[Stored records]
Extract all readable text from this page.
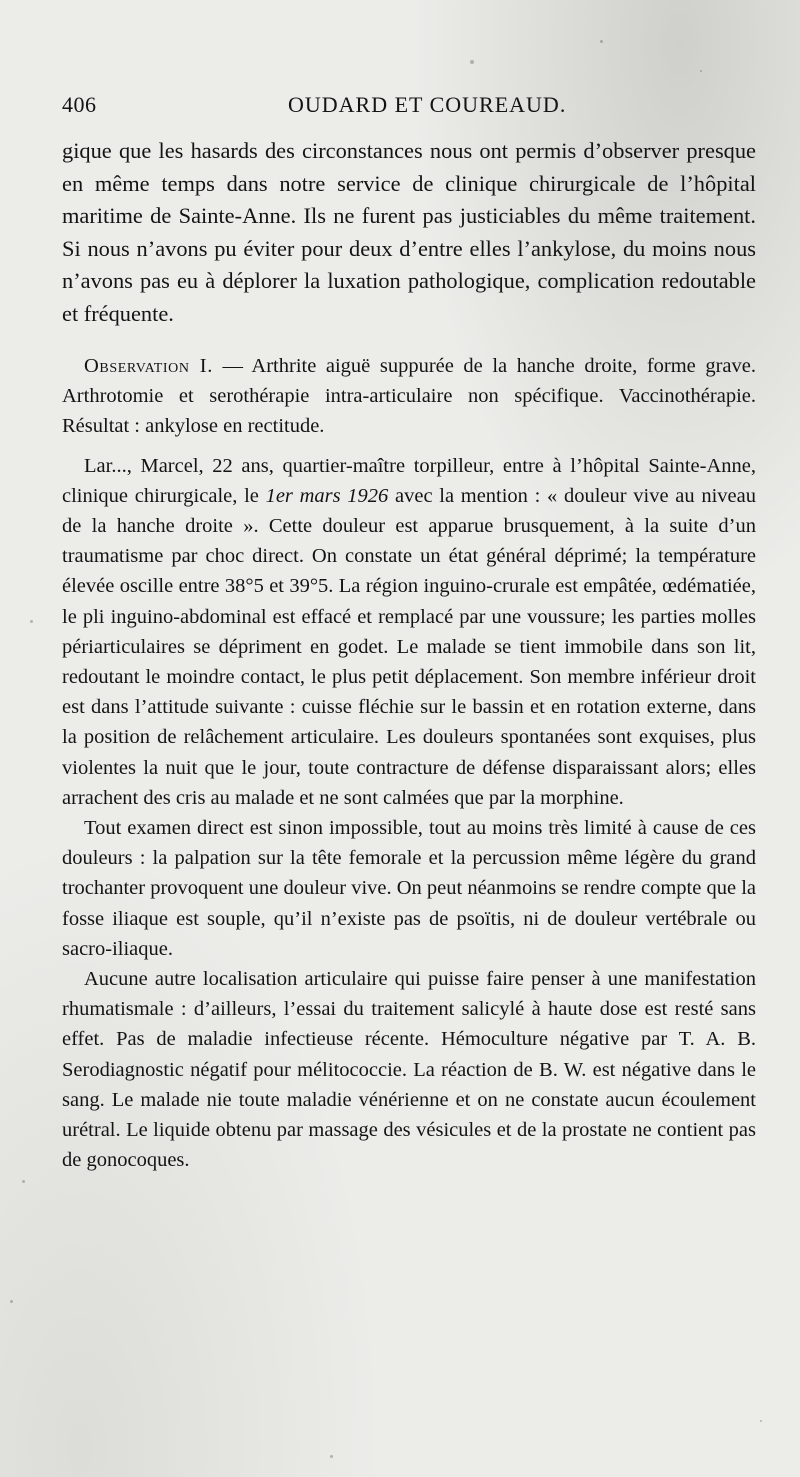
406	OUDARD ET COUREAUD.

gique que les hasards des circonstances nous ont permis d’observer presque en même temps dans notre service de clinique chirurgicale de l’hôpital maritime de Sainte-Anne. Ils ne furent pas justiciables du même traitement. Si nous n’avons pu éviter pour deux d’entre elles l’ankylose, du moins nous n’avons pas eu à déplorer la luxation pathologique, complication redoutable et fréquente.

Observation I. — Arthrite aiguë suppurée de la hanche droite, forme grave. Arthrotomie et serothérapie intra-articulaire non spécifique. Vaccinothérapie. Résultat : ankylose en rectitude.

Lar..., Marcel, 22 ans, quartier-maître torpilleur, entre à l’hôpital Sainte-Anne, clinique chirurgicale, le 1er mars 1926 avec la mention : « douleur vive au niveau de la hanche droite ». Cette douleur est apparue brusquement, à la suite d’un traumatisme par choc direct. On constate un état général déprimé; la température élevée oscille entre 38°5 et 39°5. La région inguino-crurale est empâtée, œdématiée, le pli inguino-abdominal est effacé et remplacé par une voussure; les parties molles périarticulaires se dépriment en godet. Le malade se tient immobile dans son lit, redoutant le moindre contact, le plus petit déplacement. Son membre inférieur droit est dans l’attitude suivante : cuisse fléchie sur le bassin et en rotation externe, dans la position de relâchement articulaire. Les douleurs spontanées sont exquises, plus violentes la nuit que le jour, toute contracture de défense disparaissant alors; elles arrachent des cris au malade et ne sont calmées que par la morphine.

Tout examen direct est sinon impossible, tout au moins très limité à cause de ces douleurs : la palpation sur la tête femorale et la percussion même légère du grand trochanter provoquent une douleur vive. On peut néanmoins se rendre compte que la fosse iliaque est souple, qu’il n’existe pas de psoïtis, ni de douleur vertébrale ou sacro-iliaque.

Aucune autre localisation articulaire qui puisse faire penser à une manifestation rhumatismale : d’ailleurs, l’essai du traitement salicylé à haute dose est resté sans effet. Pas de maladie infectieuse récente. Hémoculture négative par T. A. B. Serodiagnostic négatif pour mélitococcie. La réaction de B. W. est négative dans le sang. Le malade nie toute maladie vénérienne et on ne constate aucun écoulement urétral. Le liquide obtenu par massage des vésicules et de la prostate ne contient pas de gonocoques.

• WHAT THIS TASK INVOLVES: Work out the number of lines in this listing that include the word "pour". Reply with that number only.

• RIGHT ANSWER: 2